» Exercise:
Every line below is to be copied exactly, with the pictures left out.

» Items:
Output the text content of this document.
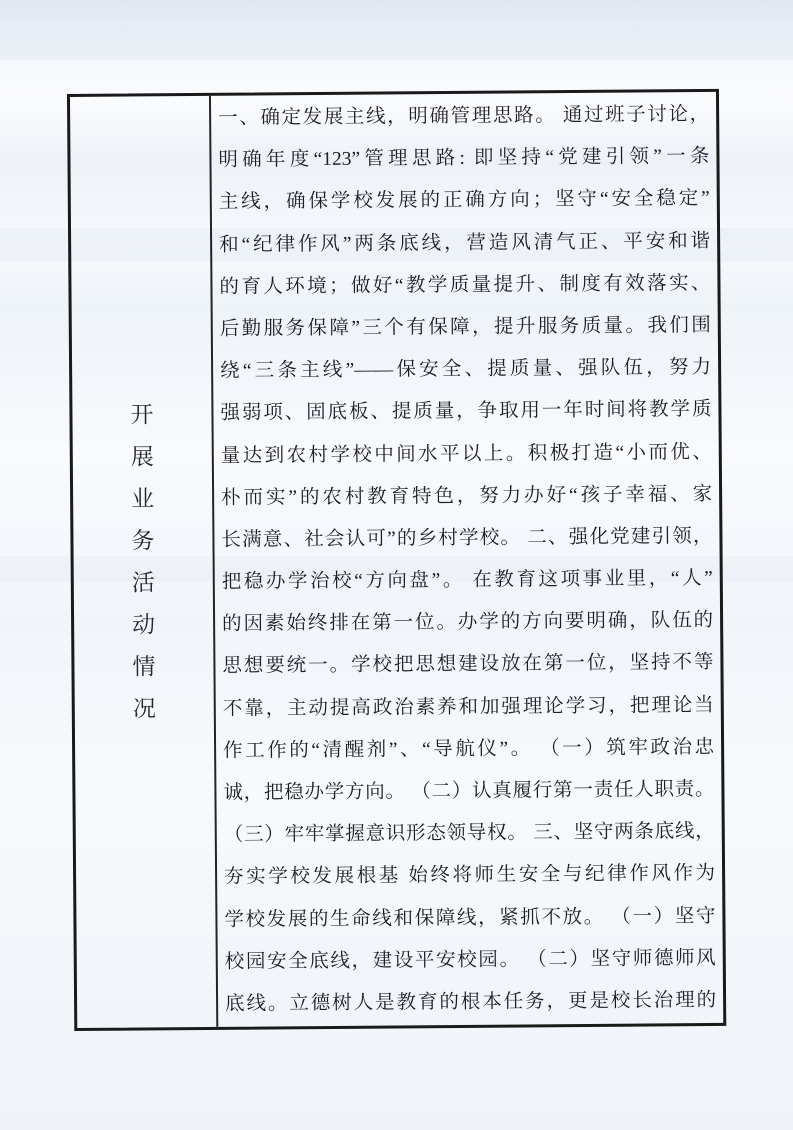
开
展
业
务
活
动
情
况
一、确定发展主线，明确管理思路。 通过班子讨论，
明确年度“123”管理思路: 即坚持“党建引领”一条
主线，确保学校发展的正确方向；坚守“安全稳定”
和“纪律作风”两条底线，营造风清气正、平安和谐
的育人环境；做好“教学质量提升、制度有效落实、
后勤服务保障”三个有保障，提升服务质量。我们围
绕“三条主线”——保安全、提质量、强队伍，努力
强弱项、固底板、提质量，争取用一年时间将教学质
量达到农村学校中间水平以上。积极打造“小而优、
朴而实”的农村教育特色，努力办好“孩子幸福、家
长满意、社会认可”的乡村学校。 二、强化党建引领，
把稳办学治校“方向盘”。 在教育这项事业里，“人”
的因素始终排在第一位。办学的方向要明确，队伍的
思想要统一。学校把思想建设放在第一位，坚持不等
不靠，主动提高政治素养和加强理论学习，把理论当
作工作的“清醒剂”、“导航仪”。 （一）筑牢政治忠
诚，把稳办学方向。 （二）认真履行第一责任人职责。
（三）牢牢掌握意识形态领导权。 三、坚守两条底线，
夯实学校发展根基 始终将师生安全与纪律作风作为
学校发展的生命线和保障线，紧抓不放。 （一）坚守
校园安全底线，建设平安校园。 （二）坚守师德师风
底线。立德树人是教育的根本任务，更是校长治理的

» Task output:
Output the text content of this document.
开
展
业
务
活
动
情
况
一、确定发展主线，明确管理思路。 通过班子讨论，
明确年度“123”管理思路: 即坚持“党建引领”一条
主线，确保学校发展的正确方向；坚守“安全稳定”
和“纪律作风”两条底线，营造风清气正、平安和谐
的育人环境；做好“教学质量提升、制度有效落实、
后勤服务保障”三个有保障，提升服务质量。我们围
绕“三条主线”——保安全、提质量、强队伍，努力
强弱项、固底板、提质量，争取用一年时间将教学质
量达到农村学校中间水平以上。积极打造“小而优、
朴而实”的农村教育特色，努力办好“孩子幸福、家
长满意、社会认可”的乡村学校。 二、强化党建引领，
把稳办学治校“方向盘”。 在教育这项事业里，“人”
的因素始终排在第一位。办学的方向要明确，队伍的
思想要统一。学校把思想建设放在第一位，坚持不等
不靠，主动提高政治素养和加强理论学习，把理论当
作工作的“清醒剂”、“导航仪”。 （一）筑牢政治忠
诚，把稳办学方向。 （二）认真履行第一责任人职责。
（三）牢牢掌握意识形态领导权。 三、坚守两条底线，
夯实学校发展根基 始终将师生安全与纪律作风作为
学校发展的生命线和保障线，紧抓不放。 （一）坚守
校园安全底线，建设平安校园。 （二）坚守师德师风
底线。立德树人是教育的根本任务，更是校长治理的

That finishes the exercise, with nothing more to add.